• TASK INSTRUCTIONS
Provide nothing but the number of lines containing the string "this".

=====

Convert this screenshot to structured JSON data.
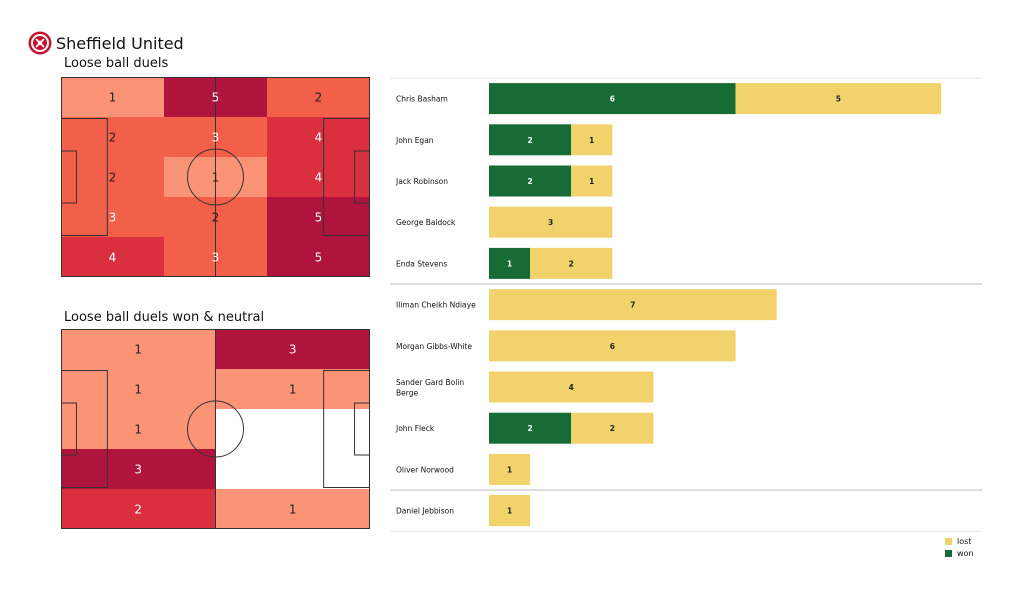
{
  "header": {
    "team_name": "Sheffield United",
    "logo_icon": "sheffield-united-crest-icon"
  },
  "colors": {
    "won": "#176b35",
    "lost": "#f2d26b",
    "heat": [
      "#fdbfb2",
      "#fb9377",
      "#f3604a",
      "#d92f3f",
      "#b0143c"
    ]
  },
  "chart_data": [
    {
      "type": "heatmap",
      "title": "Loose ball duels",
      "grid": [
        [
          1,
          5,
          2
        ],
        [
          2,
          3,
          4
        ],
        [
          2,
          1,
          4
        ],
        [
          3,
          2,
          5
        ],
        [
          4,
          3,
          5
        ]
      ]
    },
    {
      "type": "heatmap",
      "title": "Loose ball duels won & neutral",
      "grid": [
        [
          1,
          3
        ],
        [
          1,
          1
        ],
        [
          1,
          null
        ],
        [
          3,
          null
        ],
        [
          2,
          1
        ]
      ]
    },
    {
      "type": "bar",
      "stacked": true,
      "orientation": "horizontal",
      "categories": [
        "Chris Basham",
        "John Egan",
        "Jack Robinson",
        "George Baldock",
        "Enda Stevens",
        "Iliman Cheikh Ndiaye",
        "Morgan Gibbs-White",
        "Sander Gard Bolin Berge",
        "John Fleck",
        "Oliver Norwood",
        "Daniel Jebbison"
      ],
      "series": [
        {
          "name": "won",
          "values": [
            6,
            2,
            2,
            0,
            1,
            0,
            0,
            0,
            2,
            0,
            0
          ]
        },
        {
          "name": "lost",
          "values": [
            5,
            1,
            1,
            3,
            2,
            7,
            6,
            4,
            2,
            1,
            1
          ]
        }
      ],
      "legend_position": "bottom-right"
    }
  ]
}
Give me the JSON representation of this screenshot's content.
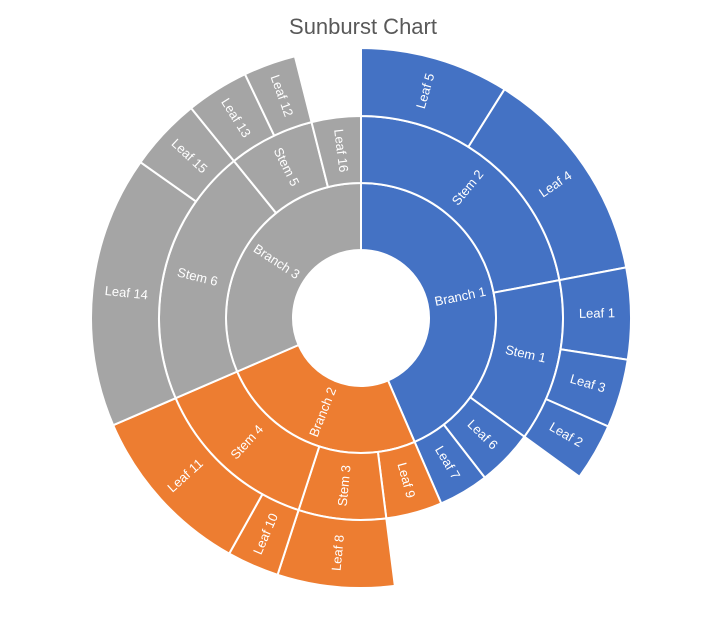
{
  "chart_data": {
    "type": "sunburst",
    "title": "Sunburst Chart",
    "colors": {
      "Branch 1": "#4472C4",
      "Branch 2": "#ED7D31",
      "Branch 3": "#A5A5A5",
      "separator": "#FFFFFF",
      "label_text": "#FFFFFF",
      "title_text": "#595959"
    },
    "hierarchy": [
      {
        "name": "Branch 1",
        "value": 43.5,
        "children": [
          {
            "name": "Stem 2",
            "value": 22,
            "children": [
              {
                "name": "Leaf 5",
                "value": 15
              },
              {
                "name": "Leaf 4",
                "value": 22
              }
            ]
          },
          {
            "name": "Stem 1",
            "value": 13,
            "children": [
              {
                "name": "Leaf 1",
                "value": 8
              },
              {
                "name": "Leaf 3",
                "value": 6
              },
              {
                "name": "Leaf 2",
                "value": 5
              }
            ]
          },
          {
            "name": "Leaf 6",
            "value": 4.5
          },
          {
            "name": "Leaf 7",
            "value": 4
          }
        ]
      },
      {
        "name": "Branch 2",
        "value": 25,
        "children": [
          {
            "name": "Leaf 9",
            "value": 4.5
          },
          {
            "name": "Stem 3",
            "value": 7,
            "children": [
              {
                "name": "Leaf 8",
                "value": 9
              }
            ]
          },
          {
            "name": "Stem 4",
            "value": 13.5,
            "children": [
              {
                "name": "Leaf 10",
                "value": 6
              },
              {
                "name": "Leaf 11",
                "value": 20
              }
            ]
          }
        ]
      },
      {
        "name": "Branch 3",
        "value": 31.5,
        "children": [
          {
            "name": "Stem 6",
            "value": 21,
            "children": [
              {
                "name": "Leaf 14",
                "value": 26
              },
              {
                "name": "Leaf 15",
                "value": 7
              }
            ]
          },
          {
            "name": "Stem 5",
            "value": 7,
            "children": [
              {
                "name": "Leaf 13",
                "value": 6
              },
              {
                "name": "Leaf 12",
                "value": 5
              }
            ]
          },
          {
            "name": "Leaf 16",
            "value": 4
          }
        ]
      }
    ]
  }
}
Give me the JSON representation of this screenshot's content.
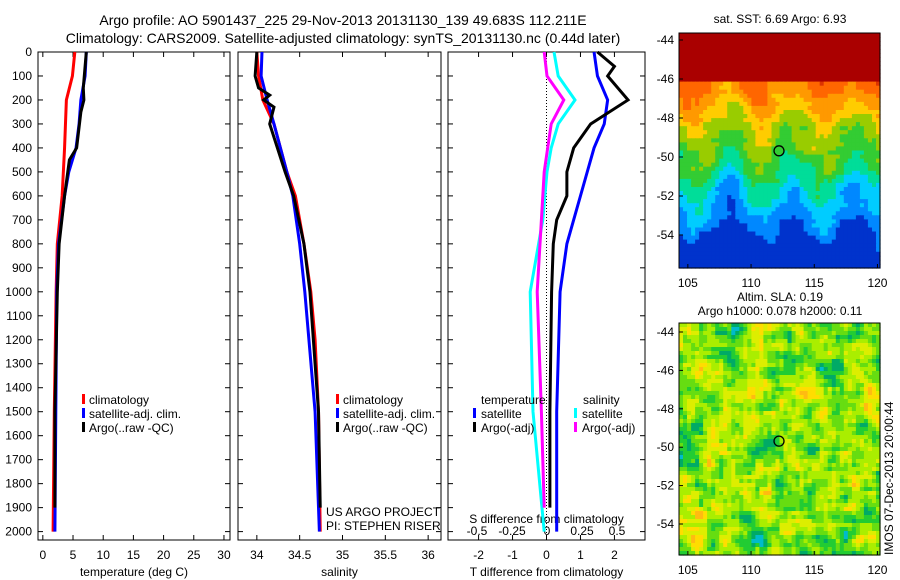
{
  "chart_data": [
    {
      "type": "line",
      "id": "temp",
      "xlabel": "temperature (deg C)",
      "xlim": [
        -0.8,
        31
      ],
      "xticks": [
        0,
        5,
        10,
        15,
        20,
        25,
        30
      ],
      "ylim": [
        2035,
        0
      ],
      "yticks": [
        0,
        100,
        200,
        300,
        400,
        500,
        600,
        700,
        800,
        900,
        1000,
        1100,
        1200,
        1300,
        1400,
        1500,
        1600,
        1700,
        1800,
        1900,
        2000
      ],
      "legend": [
        "climatology",
        "satellite-adj. clim.",
        "Argo(..raw -QC)"
      ],
      "series": [
        {
          "name": "climatology",
          "color": "#ff0000",
          "depth": [
            0,
            100,
            200,
            400,
            600,
            800,
            1000,
            1500,
            2000
          ],
          "values": [
            5.3,
            4.9,
            3.9,
            3.6,
            3.2,
            2.4,
            2.2,
            1.9,
            1.7
          ]
        },
        {
          "name": "satellite-adj. clim.",
          "color": "#0000ff",
          "depth": [
            0,
            100,
            200,
            300,
            400,
            500,
            600,
            800,
            1000,
            2000
          ],
          "values": [
            7.2,
            7.0,
            6.3,
            6.0,
            5.5,
            4.3,
            3.6,
            2.6,
            2.3,
            2.0
          ]
        },
        {
          "name": "Argo(..raw -QC)",
          "color": "#000000",
          "depth": [
            0,
            150,
            200,
            250,
            400,
            450,
            600,
            800,
            1000,
            1500,
            1900
          ],
          "values": [
            7.2,
            6.7,
            6.8,
            6.3,
            5.6,
            4.4,
            3.6,
            2.7,
            2.4,
            2.0,
            2.0
          ]
        }
      ]
    },
    {
      "type": "line",
      "id": "sal",
      "xlabel": "salinity",
      "xlim": [
        33.78,
        36.15
      ],
      "xticks": [
        34,
        34.5,
        35,
        35.5,
        36
      ],
      "ylim": [
        2035,
        0
      ],
      "legend": [
        "climatology",
        "satellite-adj. clim.",
        "Argo(..raw -QC)"
      ],
      "annotation": [
        "US ARGO PROJECT",
        "PI: STEPHEN RISER"
      ],
      "series": [
        {
          "name": "climatology",
          "color": "#ff0000",
          "depth": [
            0,
            100,
            200,
            300,
            500,
            600,
            800,
            1000,
            1200,
            1500,
            2000
          ],
          "values": [
            34.0,
            34.02,
            34.07,
            34.2,
            34.35,
            34.45,
            34.55,
            34.63,
            34.68,
            34.72,
            34.74
          ]
        },
        {
          "name": "satellite-adj. clim.",
          "color": "#0000ff",
          "depth": [
            0,
            100,
            200,
            300,
            500,
            600,
            800,
            1000,
            1500,
            2000
          ],
          "values": [
            34.06,
            34.05,
            34.12,
            34.2,
            34.35,
            34.42,
            34.5,
            34.56,
            34.68,
            34.73
          ]
        },
        {
          "name": "Argo(..raw -QC)",
          "color": "#000000",
          "depth": [
            0,
            100,
            150,
            180,
            200,
            230,
            300,
            500,
            600,
            800,
            1000,
            1500,
            1900
          ],
          "values": [
            34.0,
            33.98,
            34.02,
            34.15,
            34.08,
            34.2,
            34.15,
            34.33,
            34.43,
            34.55,
            34.62,
            34.72,
            34.74
          ]
        }
      ]
    },
    {
      "type": "line",
      "id": "diff",
      "xlabel": "T difference from climatology",
      "x2label": "S difference from climatology",
      "xlim": [
        -2.9,
        2.9
      ],
      "xticks": [
        -2,
        -1,
        0,
        1,
        2
      ],
      "x2ticks": [
        -0.5,
        -0.25,
        0,
        0.25,
        0.5
      ],
      "x2ticklabels": [
        "-0.5",
        "-0.25",
        "0",
        "0.25",
        "0.5"
      ],
      "ylim": [
        2035,
        0
      ],
      "legend_headers": [
        "temperature",
        "salinity"
      ],
      "legend": [
        "satellite",
        "Argo(-adj)",
        "satellite",
        "Argo(-adj)"
      ],
      "series": [
        {
          "name": "T satellite",
          "color": "#0000ff",
          "scale": "T",
          "depth": [
            0,
            100,
            200,
            300,
            400,
            500,
            600,
            800,
            1000,
            1500,
            2000
          ],
          "values": [
            1.4,
            1.5,
            1.8,
            1.7,
            1.4,
            1.2,
            1.0,
            0.6,
            0.4,
            0.3,
            0.3
          ]
        },
        {
          "name": "T Argo(-adj)",
          "color": "#000000",
          "scale": "T",
          "depth": [
            0,
            60,
            100,
            200,
            300,
            400,
            500,
            600,
            700,
            800,
            1000,
            1500,
            1900
          ],
          "values": [
            1.5,
            2.0,
            1.8,
            2.4,
            1.3,
            0.8,
            0.6,
            0.6,
            0.3,
            0.2,
            0.15,
            0.1,
            0.1
          ]
        },
        {
          "name": "S satellite",
          "color": "#00ffff",
          "scale": "S",
          "depth": [
            0,
            100,
            200,
            300,
            400,
            500,
            700,
            1000,
            1500,
            2000
          ],
          "values": [
            0.05,
            0.08,
            0.2,
            0.08,
            0.03,
            0.0,
            -0.03,
            -0.12,
            -0.1,
            -0.02
          ]
        },
        {
          "name": "S Argo(-adj)",
          "color": "#ff00ff",
          "scale": "S",
          "depth": [
            0,
            100,
            200,
            300,
            500,
            1000,
            1500,
            1900
          ],
          "values": [
            -0.02,
            0.0,
            0.12,
            0.03,
            -0.02,
            -0.07,
            -0.04,
            -0.02
          ]
        }
      ]
    },
    {
      "type": "heatmap",
      "id": "sst",
      "title": "sat. SST: 6.69 Argo: 6.93",
      "xlim": [
        104.3,
        120.2
      ],
      "ylim": [
        -55.7,
        -43.6
      ],
      "xticks": [
        105,
        110,
        115,
        120
      ],
      "yticks": [
        -44,
        -46,
        -48,
        -50,
        -52,
        -54
      ],
      "marker": {
        "lon": 112.211,
        "lat": -49.683
      }
    },
    {
      "type": "heatmap",
      "id": "sla",
      "title": [
        "Altim. SLA: 0.19",
        "Argo h1000: 0.078 h2000: 0.11"
      ],
      "side_label": "IMOS 07-Dec-2013 20:00:44",
      "xlim": [
        104.3,
        120.2
      ],
      "ylim": [
        -55.7,
        -43.6
      ],
      "xticks": [
        105,
        110,
        115,
        120
      ],
      "yticks": [
        -44,
        -46,
        -48,
        -50,
        -52,
        -54
      ],
      "marker": {
        "lon": 112.211,
        "lat": -49.683
      }
    }
  ],
  "header": {
    "line1": "Argo profile: AO 5901437_225 29-Nov-2013 20131130_139 49.683S 112.211E",
    "line2": "Climatology: CARS2009. Satellite-adjusted climatology: synTS_20131130.nc (0.44d later)"
  }
}
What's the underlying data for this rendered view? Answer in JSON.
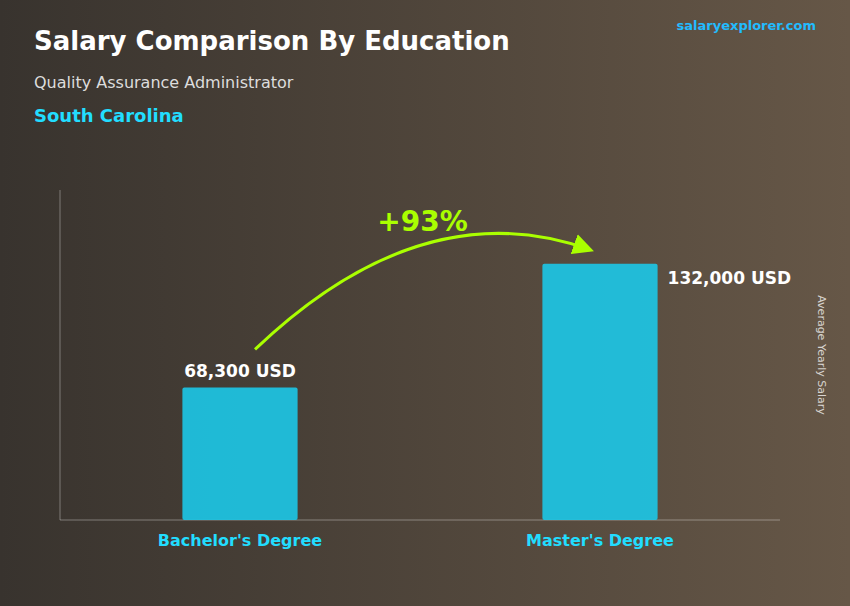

=====

• EXPECTED ANSWER
4